▶ _The task_: Write out the whole listing exactly as it stands.

▶ _Recorded information_:
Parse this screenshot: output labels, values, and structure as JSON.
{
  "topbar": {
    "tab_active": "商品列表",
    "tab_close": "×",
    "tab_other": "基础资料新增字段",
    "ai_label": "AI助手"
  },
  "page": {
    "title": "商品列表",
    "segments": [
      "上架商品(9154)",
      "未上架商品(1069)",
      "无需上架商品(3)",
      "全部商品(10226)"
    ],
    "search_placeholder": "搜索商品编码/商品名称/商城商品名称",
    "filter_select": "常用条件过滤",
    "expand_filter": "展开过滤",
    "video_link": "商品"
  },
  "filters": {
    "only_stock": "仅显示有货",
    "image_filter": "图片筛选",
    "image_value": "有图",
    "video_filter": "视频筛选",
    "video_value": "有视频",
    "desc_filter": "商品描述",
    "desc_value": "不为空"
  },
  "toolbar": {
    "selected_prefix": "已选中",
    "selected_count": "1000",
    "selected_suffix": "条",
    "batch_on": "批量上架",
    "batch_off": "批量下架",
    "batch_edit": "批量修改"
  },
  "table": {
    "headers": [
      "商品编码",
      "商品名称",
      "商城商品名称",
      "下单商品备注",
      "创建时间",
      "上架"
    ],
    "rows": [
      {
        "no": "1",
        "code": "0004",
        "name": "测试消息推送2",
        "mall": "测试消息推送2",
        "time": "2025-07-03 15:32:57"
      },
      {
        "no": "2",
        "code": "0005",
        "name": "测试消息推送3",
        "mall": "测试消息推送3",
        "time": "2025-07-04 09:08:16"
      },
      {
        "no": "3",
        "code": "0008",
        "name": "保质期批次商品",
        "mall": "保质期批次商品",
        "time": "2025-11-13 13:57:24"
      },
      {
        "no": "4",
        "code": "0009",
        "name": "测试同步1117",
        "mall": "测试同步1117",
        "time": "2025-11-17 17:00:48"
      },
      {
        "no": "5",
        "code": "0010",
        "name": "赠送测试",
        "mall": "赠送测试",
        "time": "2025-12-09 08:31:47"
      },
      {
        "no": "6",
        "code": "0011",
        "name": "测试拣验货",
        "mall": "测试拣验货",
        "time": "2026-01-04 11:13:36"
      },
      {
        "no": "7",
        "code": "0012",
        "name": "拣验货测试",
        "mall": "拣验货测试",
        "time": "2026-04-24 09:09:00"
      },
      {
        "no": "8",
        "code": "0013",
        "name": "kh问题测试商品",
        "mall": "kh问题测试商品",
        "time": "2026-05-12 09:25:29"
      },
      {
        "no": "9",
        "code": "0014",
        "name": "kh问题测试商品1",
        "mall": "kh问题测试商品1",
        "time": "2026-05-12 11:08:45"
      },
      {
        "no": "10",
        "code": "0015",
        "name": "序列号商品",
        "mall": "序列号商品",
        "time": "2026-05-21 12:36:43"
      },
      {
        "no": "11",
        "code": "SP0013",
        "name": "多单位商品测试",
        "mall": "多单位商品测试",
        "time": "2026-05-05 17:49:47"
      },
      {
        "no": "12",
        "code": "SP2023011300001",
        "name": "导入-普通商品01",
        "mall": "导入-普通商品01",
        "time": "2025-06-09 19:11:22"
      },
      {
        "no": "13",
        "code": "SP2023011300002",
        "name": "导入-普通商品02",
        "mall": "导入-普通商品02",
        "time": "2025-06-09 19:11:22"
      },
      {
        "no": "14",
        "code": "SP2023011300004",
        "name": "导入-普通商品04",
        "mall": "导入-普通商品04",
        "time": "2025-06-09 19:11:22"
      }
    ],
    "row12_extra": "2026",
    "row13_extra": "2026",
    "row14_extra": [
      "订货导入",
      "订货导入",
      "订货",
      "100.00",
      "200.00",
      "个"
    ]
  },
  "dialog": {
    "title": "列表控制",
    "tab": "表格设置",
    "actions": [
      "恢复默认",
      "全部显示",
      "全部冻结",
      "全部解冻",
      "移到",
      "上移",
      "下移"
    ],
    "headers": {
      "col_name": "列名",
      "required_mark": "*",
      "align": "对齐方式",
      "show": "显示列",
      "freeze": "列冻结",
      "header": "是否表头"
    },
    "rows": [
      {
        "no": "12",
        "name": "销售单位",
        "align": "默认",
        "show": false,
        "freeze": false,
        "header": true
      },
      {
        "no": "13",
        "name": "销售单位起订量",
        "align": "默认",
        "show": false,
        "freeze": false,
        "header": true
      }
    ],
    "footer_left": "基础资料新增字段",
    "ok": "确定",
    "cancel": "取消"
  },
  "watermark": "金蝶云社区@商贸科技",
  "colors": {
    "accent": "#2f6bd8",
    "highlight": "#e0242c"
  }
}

▶ _The output_:
Parse this screenshot: output labels, values, and structure as JSON.
{
  "topbar": {
    "tab_active": "商品列表",
    "tab_close": "×",
    "tab_other": "基础资料新增字段",
    "ai_label": "AI助手"
  },
  "page": {
    "title": "商品列表",
    "segments": [
      "上架商品(9154)",
      "未上架商品(1069)",
      "无需上架商品(3)",
      "全部商品(10226)"
    ],
    "search_placeholder": "搜索商品编码/商品名称/商城商品名称",
    "filter_select": "常用条件过滤",
    "expand_filter": "展开过滤",
    "video_link": "商品"
  },
  "filters": {
    "only_stock": "仅显示有货",
    "image_filter": "图片筛选",
    "image_value": "有图",
    "video_filter": "视频筛选",
    "video_value": "有视频",
    "desc_filter": "商品描述",
    "desc_value": "不为空"
  },
  "toolbar": {
    "selected_prefix": "已选中",
    "selected_count": "1000",
    "selected_suffix": "条",
    "batch_on": "批量上架",
    "batch_off": "批量下架",
    "batch_edit": "批量修改"
  },
  "table": {
    "headers": [
      "商品编码",
      "商品名称",
      "商城商品名称",
      "下单商品备注",
      "创建时间",
      "上架"
    ],
    "rows": [
      {
        "no": "1",
        "code": "0004",
        "name": "测试消息推送2",
        "mall": "测试消息推送2",
        "time": "2025-07-03 15:32:57"
      },
      {
        "no": "2",
        "code": "0005",
        "name": "测试消息推送3",
        "mall": "测试消息推送3",
        "time": "2025-07-04 09:08:16"
      },
      {
        "no": "3",
        "code": "0008",
        "name": "保质期批次商品",
        "mall": "保质期批次商品",
        "time": "2025-11-13 13:57:24"
      },
      {
        "no": "4",
        "code": "0009",
        "name": "测试同步1117",
        "mall": "测试同步1117",
        "time": "2025-11-17 17:00:48"
      },
      {
        "no": "5",
        "code": "0010",
        "name": "赠送测试",
        "mall": "赠送测试",
        "time": "2025-12-09 08:31:47"
      },
      {
        "no": "6",
        "code": "0011",
        "name": "测试拣验货",
        "mall": "测试拣验货",
        "time": "2026-01-04 11:13:36"
      },
      {
        "no": "7",
        "code": "0012",
        "name": "拣验货测试",
        "mall": "拣验货测试",
        "time": "2026-04-24 09:09:00"
      },
      {
        "no": "8",
        "code": "0013",
        "name": "kh问题测试商品",
        "mall": "kh问题测试商品",
        "time": "2026-05-12 09:25:29"
      },
      {
        "no": "9",
        "code": "0014",
        "name": "kh问题测试商品1",
        "mall": "kh问题测试商品1",
        "time": "2026-05-12 11:08:45"
      },
      {
        "no": "10",
        "code": "0015",
        "name": "序列号商品",
        "mall": "序列号商品",
        "time": "2026-05-21 12:36:43"
      },
      {
        "no": "11",
        "code": "SP0013",
        "name": "多单位商品测试",
        "mall": "多单位商品测试",
        "time": "2026-05-05 17:49:47"
      },
      {
        "no": "12",
        "code": "SP2023011300001",
        "name": "导入-普通商品01",
        "mall": "导入-普通商品01",
        "time": "2025-06-09 19:11:22"
      },
      {
        "no": "13",
        "code": "SP2023011300002",
        "name": "导入-普通商品02",
        "mall": "导入-普通商品02",
        "time": "2025-06-09 19:11:22"
      },
      {
        "no": "14",
        "code": "SP2023011300004",
        "name": "导入-普通商品04",
        "mall": "导入-普通商品04",
        "time": "2025-06-09 19:11:22"
      }
    ],
    "row12_extra": "2026",
    "row13_extra": "2026",
    "row14_extra": [
      "订货导入",
      "订货导入",
      "订货",
      "100.00",
      "200.00",
      "个"
    ]
  },
  "dialog": {
    "title": "列表控制",
    "tab": "表格设置",
    "actions": [
      "恢复默认",
      "全部显示",
      "全部冻结",
      "全部解冻",
      "移到",
      "上移",
      "下移"
    ],
    "headers": {
      "col_name": "列名",
      "required_mark": "*",
      "align": "对齐方式",
      "show": "显示列",
      "freeze": "列冻结",
      "header": "是否表头"
    },
    "rows": [
      {
        "no": "12",
        "name": "销售单位",
        "align": "默认",
        "show": false,
        "freeze": false,
        "header": true
      },
      {
        "no": "13",
        "name": "销售单位起订量",
        "align": "默认",
        "show": false,
        "freeze": false,
        "header": true
      }
    ],
    "footer_left": "基础资料新增字段",
    "ok": "确定",
    "cancel": "取消"
  },
  "watermark": "金蝶云社区@商贸科技",
  "colors": {
    "accent": "#2f6bd8",
    "highlight": "#e0242c"
  }
}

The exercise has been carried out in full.